Search the data for the word "besar". Reproduce every line where it is found.

▸ **RECORDS FOR PROCESSING**:
>>>>
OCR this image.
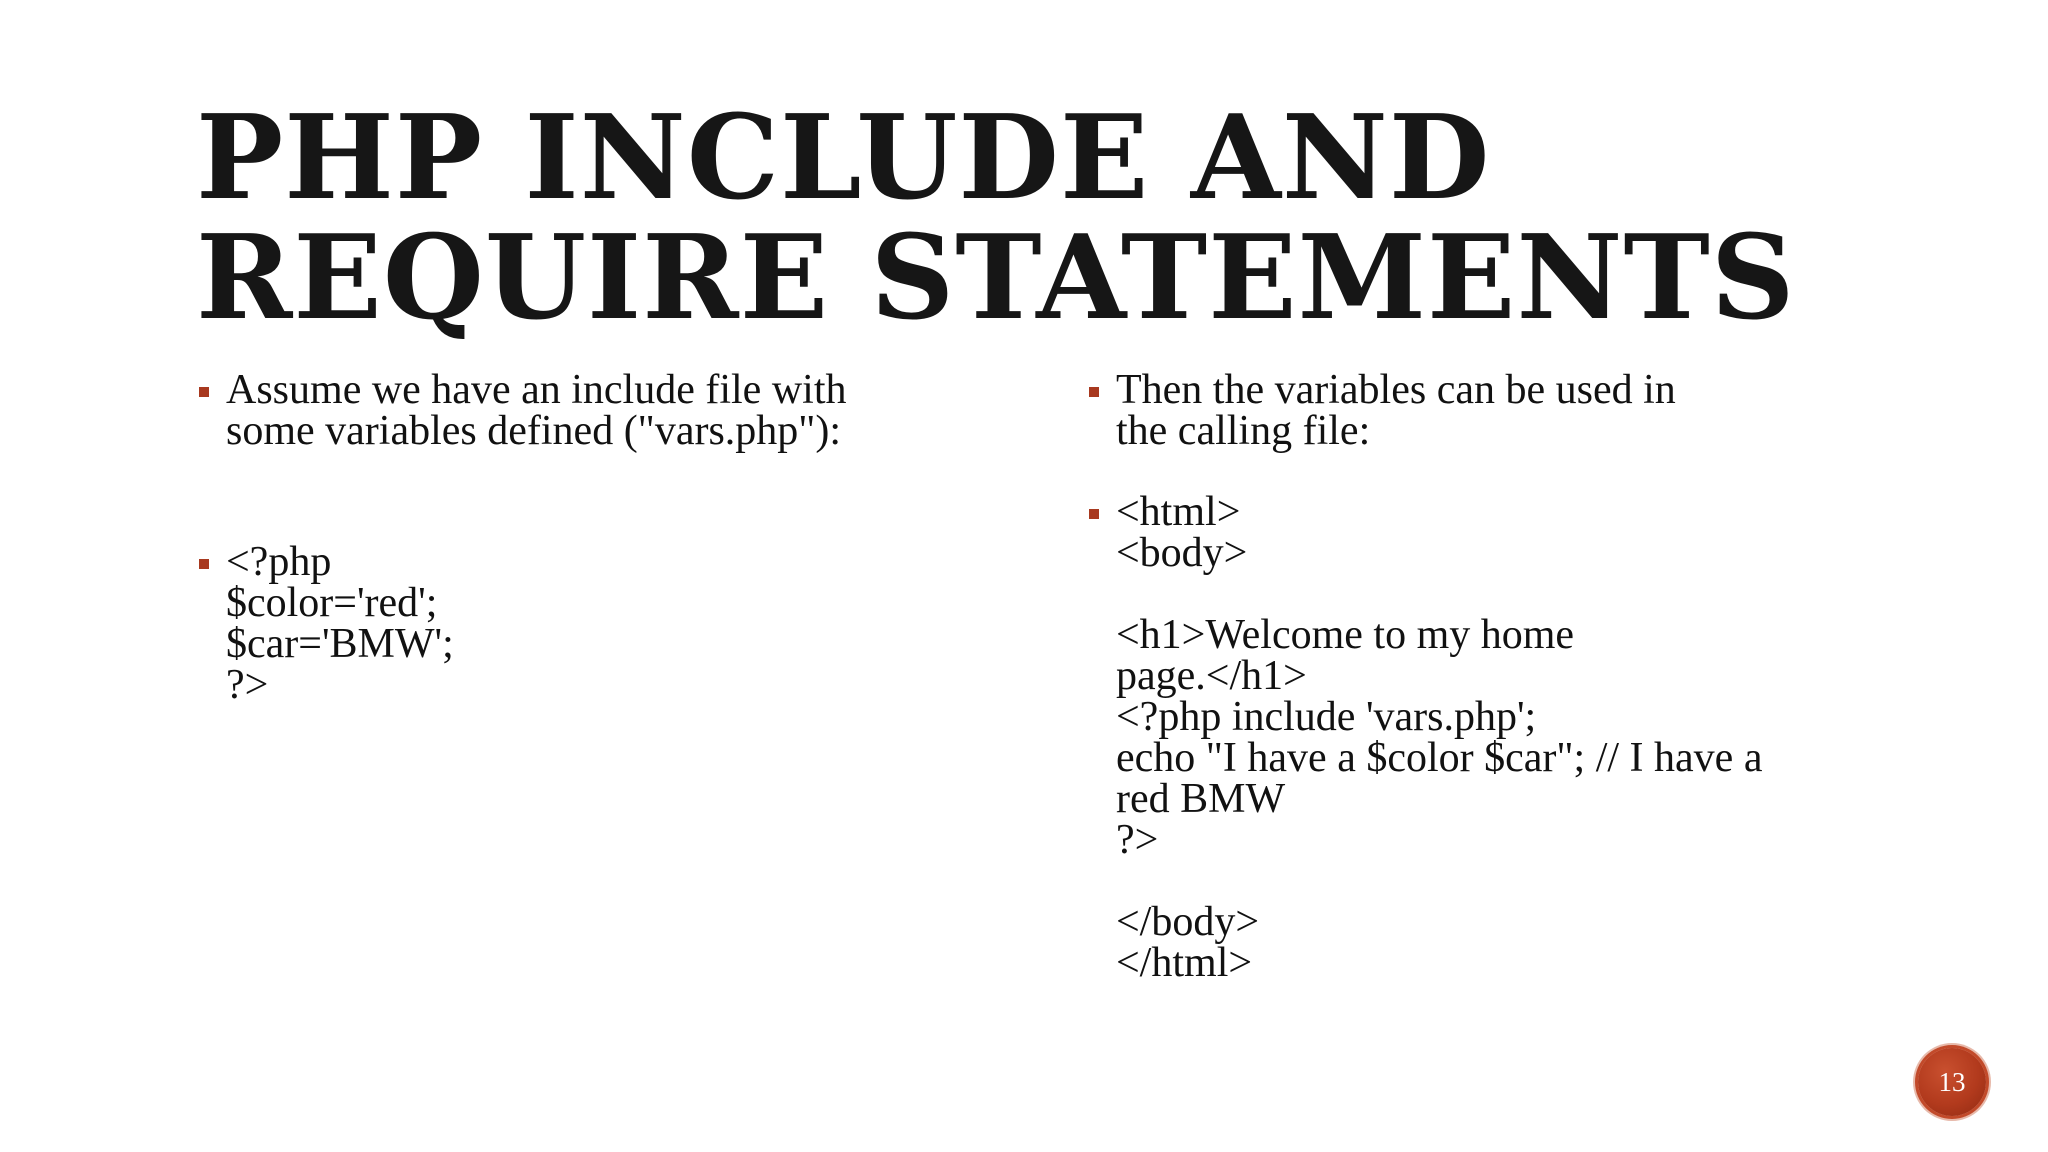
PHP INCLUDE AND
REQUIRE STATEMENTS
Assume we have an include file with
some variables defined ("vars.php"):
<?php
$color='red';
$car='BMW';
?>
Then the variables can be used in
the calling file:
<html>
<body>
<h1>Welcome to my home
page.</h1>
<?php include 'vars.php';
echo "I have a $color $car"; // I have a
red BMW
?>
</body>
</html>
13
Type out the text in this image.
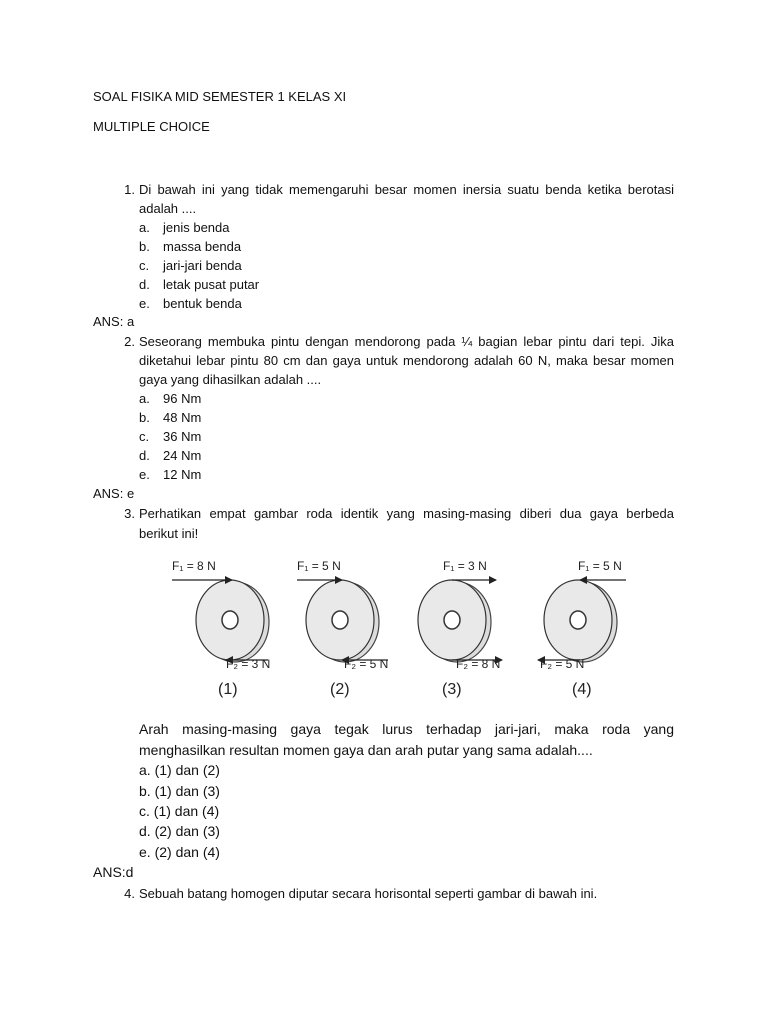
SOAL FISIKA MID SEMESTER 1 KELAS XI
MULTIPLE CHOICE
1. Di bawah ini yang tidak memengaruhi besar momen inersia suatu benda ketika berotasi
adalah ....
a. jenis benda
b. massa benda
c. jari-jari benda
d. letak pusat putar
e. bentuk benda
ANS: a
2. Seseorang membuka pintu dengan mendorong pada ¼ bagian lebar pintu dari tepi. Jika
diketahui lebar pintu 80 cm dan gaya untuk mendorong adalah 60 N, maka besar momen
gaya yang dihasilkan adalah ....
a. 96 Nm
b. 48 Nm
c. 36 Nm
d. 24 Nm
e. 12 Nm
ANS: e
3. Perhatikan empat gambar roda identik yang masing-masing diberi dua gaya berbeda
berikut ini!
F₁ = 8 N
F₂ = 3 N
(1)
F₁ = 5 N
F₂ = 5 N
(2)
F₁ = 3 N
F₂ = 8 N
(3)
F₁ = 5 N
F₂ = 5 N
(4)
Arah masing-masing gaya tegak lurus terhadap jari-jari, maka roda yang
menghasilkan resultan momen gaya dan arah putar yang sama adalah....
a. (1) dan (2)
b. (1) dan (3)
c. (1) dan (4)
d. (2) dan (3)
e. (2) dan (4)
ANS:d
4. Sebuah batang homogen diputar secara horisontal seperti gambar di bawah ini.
<<<<
▸ **EXERCISE OUTPUT**:
1. Di bawah ini yang tidak memengaruhi besar momen inersia suatu benda ketika berotasi
diketahui lebar pintu 80 cm dan gaya untuk mendorong adalah 60 N, maka besar momen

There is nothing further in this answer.